-- Task description --
Copy all the entries word for word, but omit the pictures.
(begin)
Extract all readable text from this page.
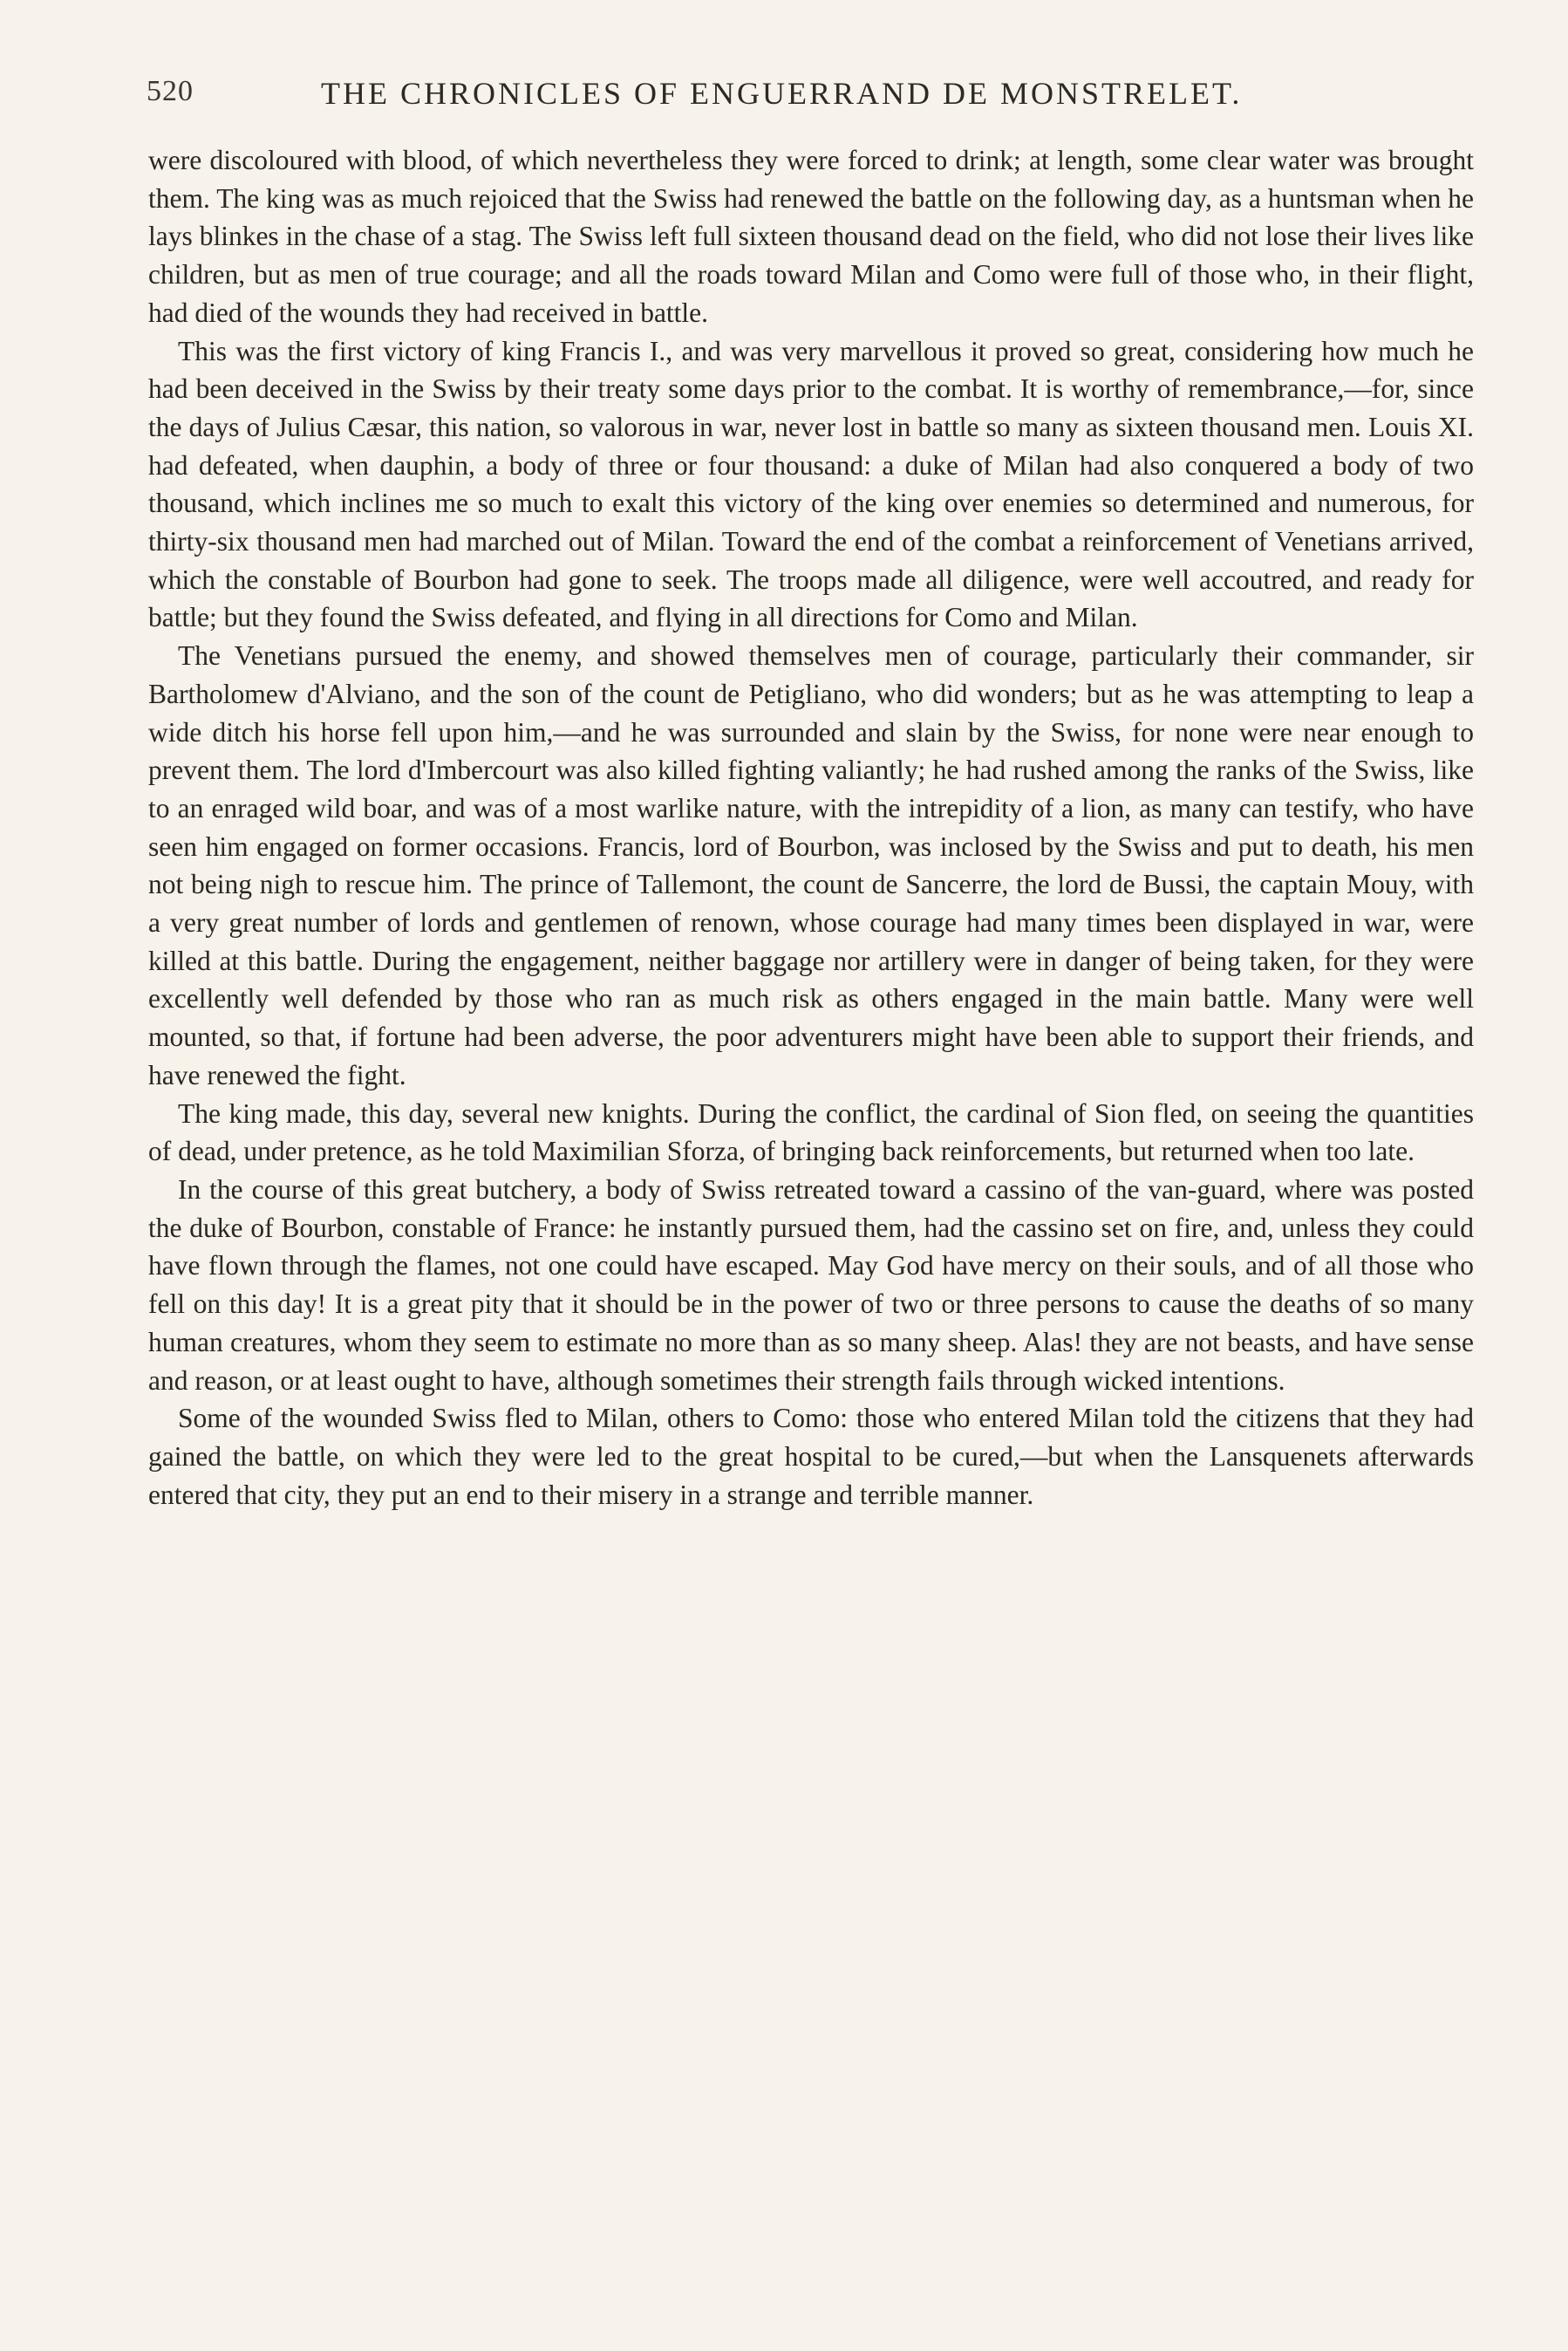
520	THE CHRONICLES OF ENGUERRAND DE MONSTRELET.

were discoloured with blood, of which nevertheless they were forced to drink; at length, some clear water was brought them. The king was as much rejoiced that the Swiss had renewed the battle on the following day, as a huntsman when he lays blinkes in the chase of a stag. The Swiss left full sixteen thousand dead on the field, who did not lose their lives like children, but as men of true courage; and all the roads toward Milan and Como were full of those who, in their flight, had died of the wounds they had received in battle.

This was the first victory of king Francis I., and was very marvellous it proved so great, considering how much he had been deceived in the Swiss by their treaty some days prior to the combat. It is worthy of remembrance,—for, since the days of Julius Cæsar, this nation, so valorous in war, never lost in battle so many as sixteen thousand men. Louis XI. had defeated, when dauphin, a body of three or four thousand: a duke of Milan had also conquered a body of two thousand, which inclines me so much to exalt this victory of the king over enemies so determined and numerous, for thirty-six thousand men had marched out of Milan. Toward the end of the combat a reinforcement of Venetians arrived, which the constable of Bourbon had gone to seek. The troops made all diligence, were well accoutred, and ready for battle; but they found the Swiss defeated, and flying in all directions for Como and Milan.

The Venetians pursued the enemy, and showed themselves men of courage, particularly their commander, sir Bartholomew d'Alviano, and the son of the count de Petigliano, who did wonders; but as he was attempting to leap a wide ditch his horse fell upon him,—and he was surrounded and slain by the Swiss, for none were near enough to prevent them. The lord d'Imbercourt was also killed fighting valiantly; he had rushed among the ranks of the Swiss, like to an enraged wild boar, and was of a most warlike nature, with the intrepidity of a lion, as many can testify, who have seen him engaged on former occasions. Francis, lord of Bourbon, was inclosed by the Swiss and put to death, his men not being nigh to rescue him. The prince of Tallemont, the count de Sancerre, the lord de Bussi, the captain Mouy, with a very great number of lords and gentlemen of renown, whose courage had many times been displayed in war, were killed at this battle. During the engagement, neither baggage nor artillery were in danger of being taken, for they were excellently well defended by those who ran as much risk as others engaged in the main battle. Many were well mounted, so that, if fortune had been adverse, the poor adventurers might have been able to support their friends, and have renewed the fight.

The king made, this day, several new knights. During the conflict, the cardinal of Sion fled, on seeing the quantities of dead, under pretence, as he told Maximilian Sforza, of bringing back reinforcements, but returned when too late.

In the course of this great butchery, a body of Swiss retreated toward a cassino of the van-guard, where was posted the duke of Bourbon, constable of France: he instantly pursued them, had the cassino set on fire, and, unless they could have flown through the flames, not one could have escaped. May God have mercy on their souls, and of all those who fell on this day! It is a great pity that it should be in the power of two or three persons to cause the deaths of so many human creatures, whom they seem to estimate no more than as so many sheep. Alas! they are not beasts, and have sense and reason, or at least ought to have, although sometimes their strength fails through wicked intentions.

Some of the wounded Swiss fled to Milan, others to Como: those who entered Milan told the citizens that they had gained the battle, on which they were led to the great hospital to be cured,—but when the Lansquenets afterwards entered that city, they put an end to their misery in a strange and terrible manner.
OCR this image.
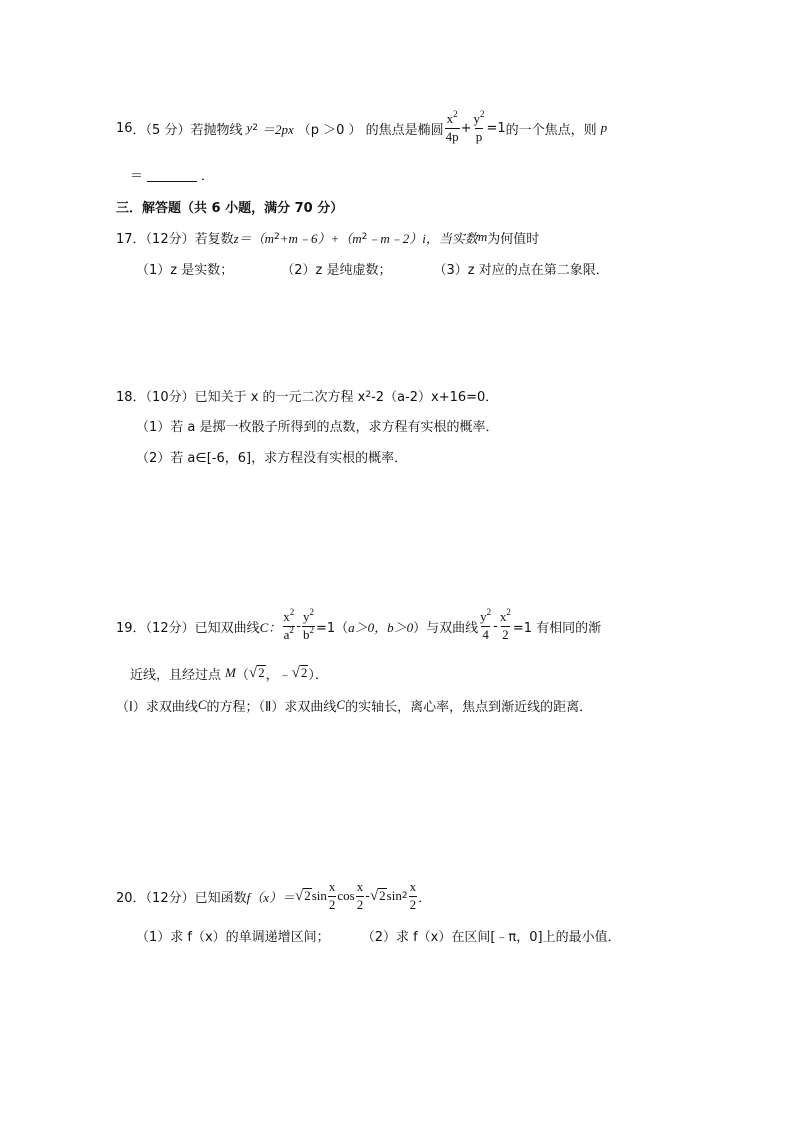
16 ．（5 分） 若抛物线 y 2 ＝2px （p ＞0 ） 的焦点是椭圆 $\frac{x^2}{4p} + \frac{y^2}{p} =1$ 的一个焦点，则 p
＝	．
三．解答题（共 6 小题，满分 70 分）
17．（12分）若复数 z＝（m 2 +m﹣6）+（m 2 ﹣m﹣2）i，当实数 m 为何值时
（1）z 是实数；	（2）z 是纯虚数；	（3）z 对应的点在第二象限．
18．（10分）已知关于 x 的一元二次方程 x 2 -2（a-2）x+16=0．
（1）若 a 是掷一枚骰子所得到的点数，求方程有实根的概率．
（2）若 a∈[-6，6]，求方程没有实根的概率．
19．（12分）已知双曲线 C： $\frac{x^2}{a^2} - \frac{y^2}{b^2} =1$（ a＞0，b＞0 ）与双曲线 $\frac{y^2}{4} - \frac{x^2}{2} =1$ 有相同的渐
近线，且经过点 M （ √ 2 ，﹣ √ 2 ）．
（Ⅰ）求双曲线 C 的方程；（Ⅱ）求双曲线 C 的实轴长，离心率，焦点到渐近线的距离．
20．（12分）已知函数 f（x）＝ √ 2 $\sin \frac{x}{2}$ $\cos \frac{x}{2}$ - √ 2 $\sin 2 \frac{x}{2}$ ．
（1）求 f（x）的单调递增区间； （2）求 f（x）在区间[﹣π，0]上的最小值．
(end)
-- Result of this exercise --
Extract all readable text from this page.
520	THE CHRONICLES OF ENGUERRAND DE MONSTRELET.

were discoloured with blood, of which nevertheless they were forced to drink; at length, some clear water was brought them. The king was as much rejoiced that the Swiss had renewed the battle on the following day, as a huntsman when he lays blinkes in the chase of a stag. The Swiss left full sixteen thousand dead on the field, who did not lose their lives like children, but as men of true courage; and all the roads toward Milan and Como were full of those who, in their flight, had died of the wounds they had received in battle.

This was the first victory of king Francis I., and was very marvellous it proved so great, considering how much he had been deceived in the Swiss by their treaty some days prior to the combat. It is worthy of remembrance,—for, since the days of Julius Cæsar, this nation, so valorous in war, never lost in battle so many as sixteen thousand men. Louis XI. had defeated, when dauphin, a body of three or four thousand: a duke of Milan had also conquered a body of two thousand, which inclines me so much to exalt this victory of the king over enemies so determined and numerous, for thirty-six thousand men had marched out of Milan. Toward the end of the combat a reinforcement of Venetians arrived, which the constable of Bourbon had gone to seek. The troops made all diligence, were well accoutred, and ready for battle; but they found the Swiss defeated, and flying in all directions for Como and Milan.

The Venetians pursued the enemy, and showed themselves men of courage, particularly their commander, sir Bartholomew d'Alviano, and the son of the count de Petigliano, who did wonders; but as he was attempting to leap a wide ditch his horse fell upon him,—and he was surrounded and slain by the Swiss, for none were near enough to prevent them. The lord d'Imbercourt was also killed fighting valiantly; he had rushed among the ranks of the Swiss, like to an enraged wild boar, and was of a most warlike nature, with the intrepidity of a lion, as many can testify, who have seen him engaged on former occasions. Francis, lord of Bourbon, was inclosed by the Swiss and put to death, his men not being nigh to rescue him. The prince of Tallemont, the count de Sancerre, the lord de Bussi, the captain Mouy, with a very great number of lords and gentlemen of renown, whose courage had many times been displayed in war, were killed at this battle. During the engagement, neither baggage nor artillery were in danger of being taken, for they were excellently well defended by those who ran as much risk as others engaged in the main battle. Many were well mounted, so that, if fortune had been adverse, the poor adventurers might have been able to support their friends, and have renewed the fight.

The king made, this day, several new knights. During the conflict, the cardinal of Sion fled, on seeing the quantities of dead, under pretence, as he told Maximilian Sforza, of bringing back reinforcements, but returned when too late.

In the course of this great butchery, a body of Swiss retreated toward a cassino of the van-guard, where was posted the duke of Bourbon, constable of France: he instantly pursued them, had the cassino set on fire, and, unless they could have flown through the flames, not one could have escaped. May God have mercy on their souls, and of all those who fell on this day! It is a great pity that it should be in the power of two or three persons to cause the deaths of so many human creatures, whom they seem to estimate no more than as so many sheep. Alas! they are not beasts, and have sense and reason, or at least ought to have, although sometimes their strength fails through wicked intentions.

Some of the wounded Swiss fled to Milan, others to Como: those who entered Milan told the citizens that they had gained the battle, on which they were led to the great hospital to be cured,—but when the Lansquenets afterwards entered that city, they put an end to their misery in a strange and terrible manner.
OCR this image.
16 ．（5 分） 若抛物线 y 2 ＝2px （p ＞0 ） 的焦点是椭圆 $\frac{x^2}{4p} + \frac{y^2}{p} =1$ 的一个焦点，则 p
＝	．
三．解答题（共 6 小题，满分 70 分）
17．（12分）若复数 z＝（m 2 +m﹣6）+（m 2 ﹣m﹣2）i，当实数 m 为何值时
（1）z 是实数；	（2）z 是纯虚数；	（3）z 对应的点在第二象限．
18．（10分）已知关于 x 的一元二次方程 x 2 -2（a-2）x+16=0．
（1）若 a 是掷一枚骰子所得到的点数，求方程有实根的概率．
（2）若 a∈[-6，6]，求方程没有实根的概率．
19．（12分）已知双曲线 C： $\frac{x^2}{a^2} - \frac{y^2}{b^2} =1$（ a＞0，b＞0 ）与双曲线 $\frac{y^2}{4} - \frac{x^2}{2} =1$ 有相同的渐
近线，且经过点 M （ √ 2 ，﹣ √ 2 ）．
（Ⅰ）求双曲线 C 的方程；（Ⅱ）求双曲线 C 的实轴长，离心率，焦点到渐近线的距离．
20．（12分）已知函数 f（x）＝ √ 2 $\sin \frac{x}{2}$ $\cos \frac{x}{2}$ - √ 2 $\sin 2 \frac{x}{2}$ ．
（1）求 f（x）的单调递增区间； （2）求 f（x）在区间[﹣π，0]上的最小值．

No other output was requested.